● **Task requirements**
Pictures do not belong in the copy, so please give every entry below again exactly.

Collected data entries
□ □ □ □ □ □ □
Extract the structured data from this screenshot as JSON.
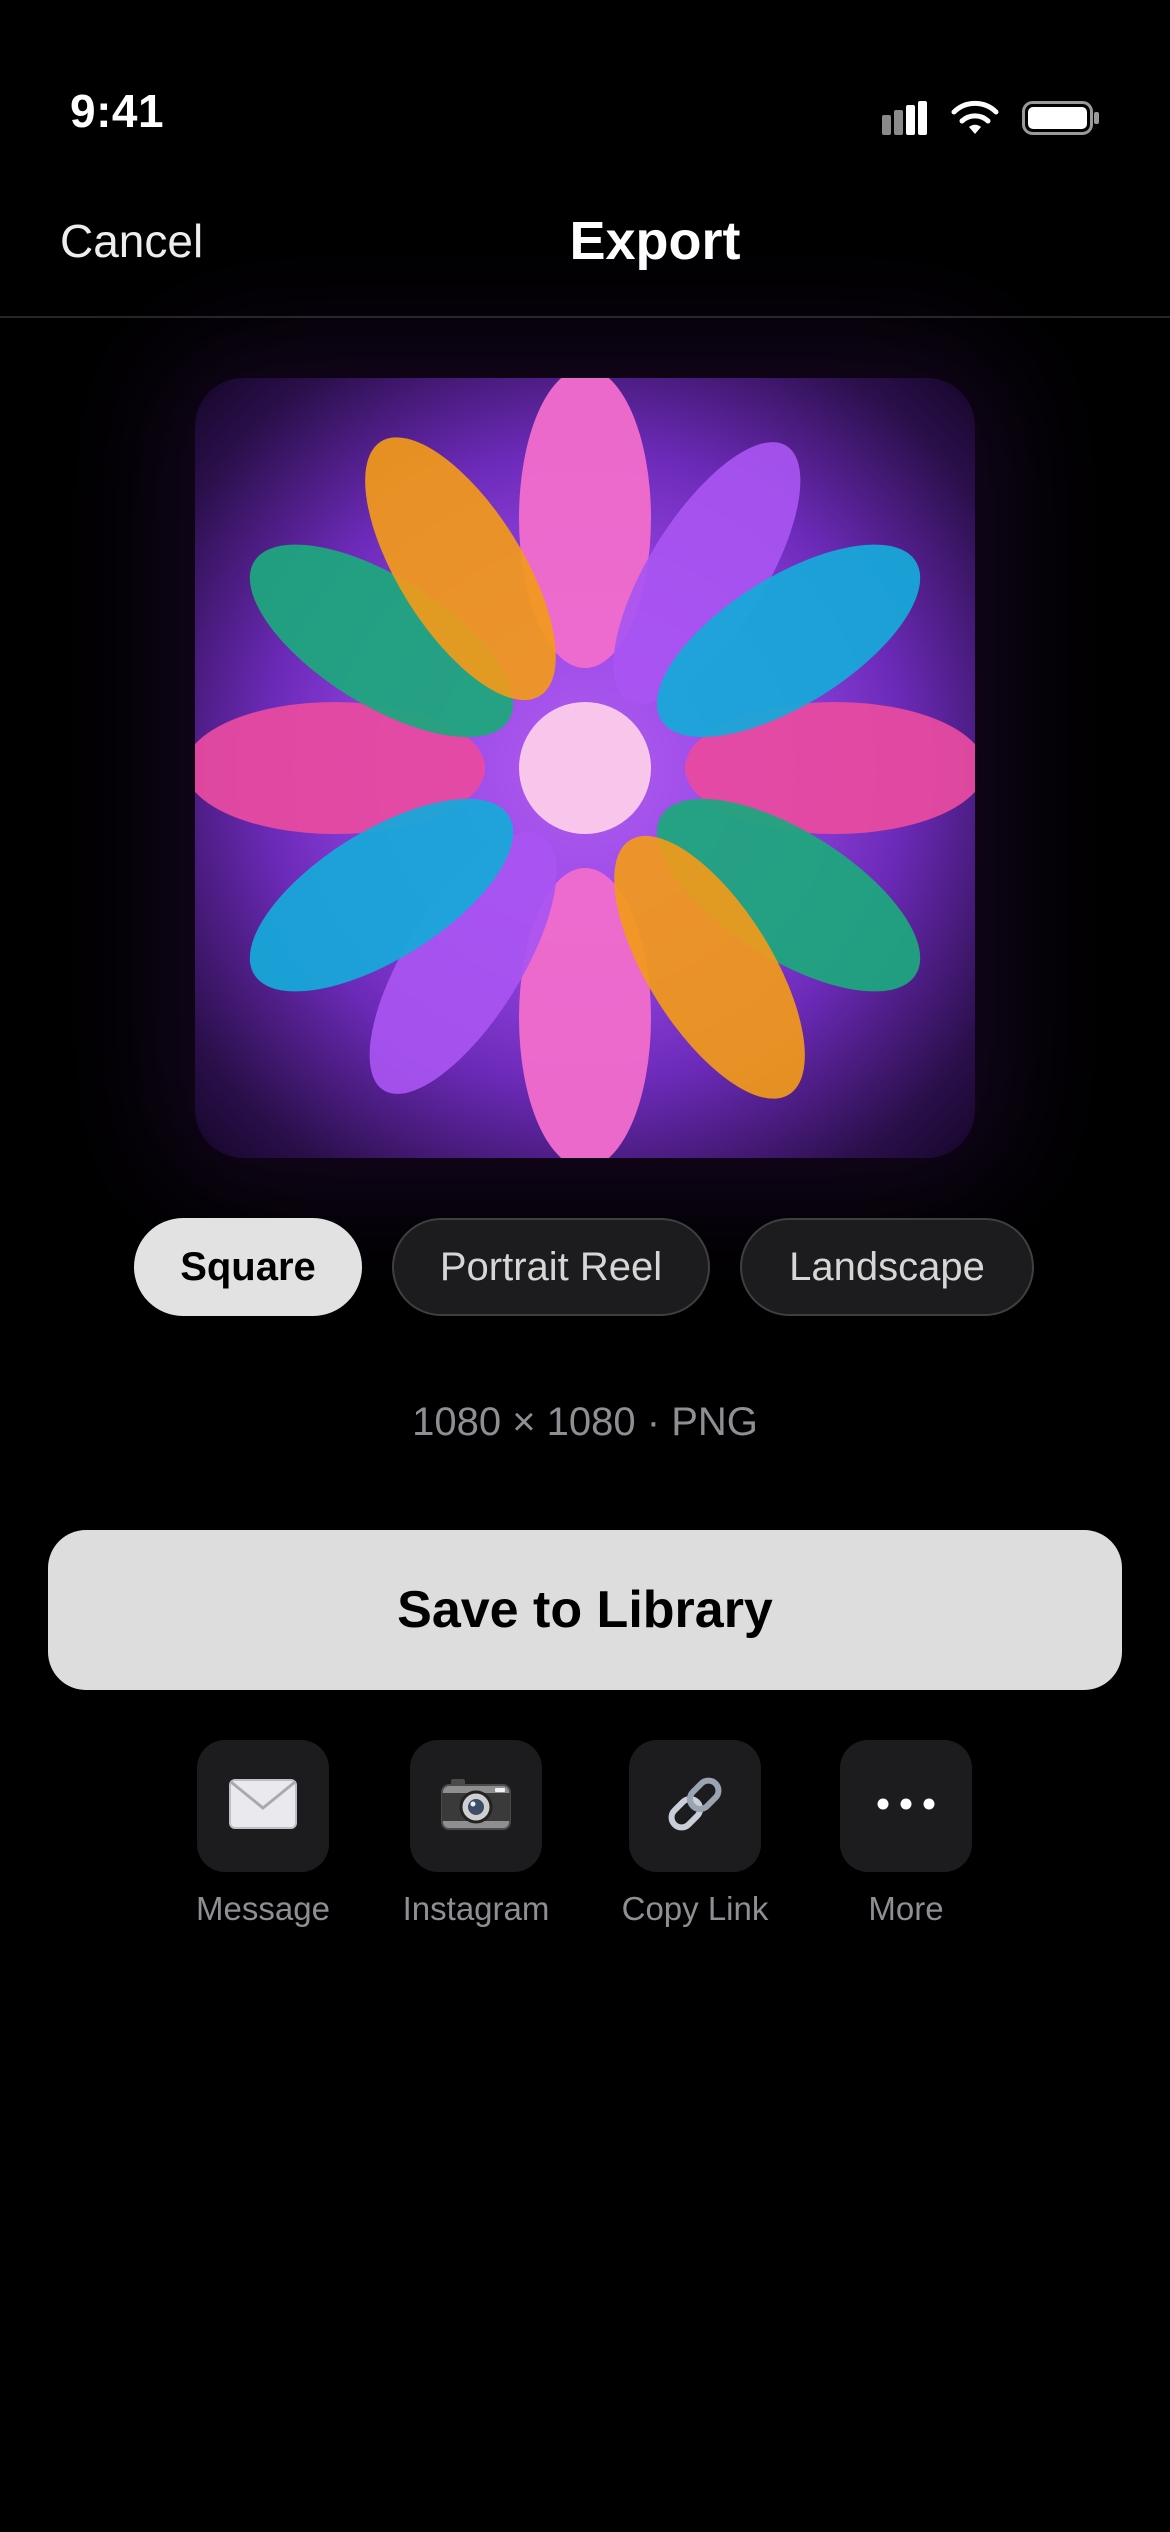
{
  "status_bar": {
    "time": "9:41",
    "icons": [
      "cellular-signal-icon",
      "wifi-icon",
      "battery-icon"
    ]
  },
  "nav": {
    "cancel_label": "Cancel",
    "title": "Export"
  },
  "preview": {
    "artwork": "flower-petals-artwork",
    "colors": {
      "background": "#9a48e8",
      "pink": "#f06ccc",
      "violet": "#a955f2",
      "orange": "#f29a1a",
      "green": "#1fa57e",
      "cyan": "#17a8d9",
      "magenta": "#e84aa0",
      "center": "#f8c6ea"
    }
  },
  "formats": [
    {
      "label": "Square",
      "selected": true
    },
    {
      "label": "Portrait Reel",
      "selected": false
    },
    {
      "label": "Landscape",
      "selected": false
    }
  ],
  "meta_info": "1080 × 1080 · PNG",
  "save_button_label": "Save to Library",
  "share_targets": [
    {
      "label": "Message",
      "icon": "envelope-icon"
    },
    {
      "label": "Instagram",
      "icon": "camera-icon"
    },
    {
      "label": "Copy Link",
      "icon": "link-icon"
    },
    {
      "label": "More",
      "icon": "more-icon"
    }
  ],
  "theme": {
    "background": "#000000",
    "accent_button": "#dddddd",
    "secondary_text": "#8e8e93"
  }
}
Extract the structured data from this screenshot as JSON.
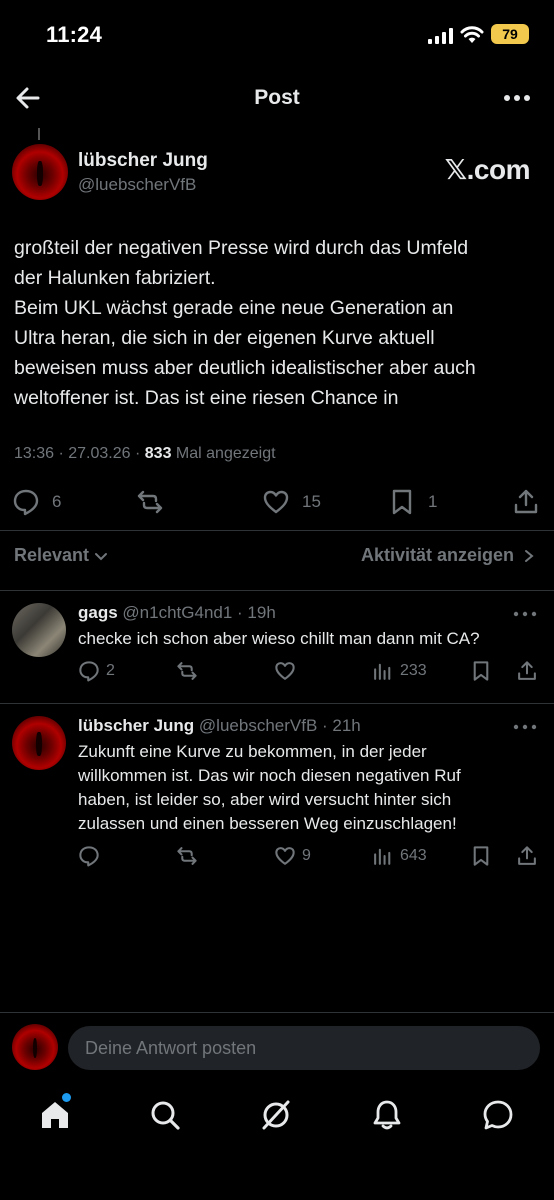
□ □ □ □ □ □ □
● **Answer to this exercise**
Extract the structured data from this screenshot as JSON.
{
  "status_bar": {
    "time": "9:41",
    "icons": [
      "cellular-signal-icon",
      "wifi-icon",
      "battery-icon"
    ]
  },
  "nav": {
    "cancel_label": "Cancel",
    "title": "Export"
  },
  "preview": {
    "artwork": "flower-petals-artwork",
    "colors": {
      "background": "#9a48e8",
      "pink": "#f06ccc",
      "violet": "#a955f2",
      "orange": "#f29a1a",
      "green": "#1fa57e",
      "cyan": "#17a8d9",
      "magenta": "#e84aa0",
      "center": "#f8c6ea"
    }
  },
  "formats": [
    {
      "label": "Square",
      "selected": true
    },
    {
      "label": "Portrait Reel",
      "selected": false
    },
    {
      "label": "Landscape",
      "selected": false
    }
  ],
  "meta_info": "1080 × 1080 · PNG",
  "save_button_label": "Save to Library",
  "share_targets": [
    {
      "label": "Message",
      "icon": "envelope-icon"
    },
    {
      "label": "Instagram",
      "icon": "camera-icon"
    },
    {
      "label": "Copy Link",
      "icon": "link-icon"
    },
    {
      "label": "More",
      "icon": "more-icon"
    }
  ],
  "theme": {
    "background": "#000000",
    "accent_button": "#dddddd",
    "secondary_text": "#8e8e93"
  }
}
Extract the structured data from this screenshot as JSON.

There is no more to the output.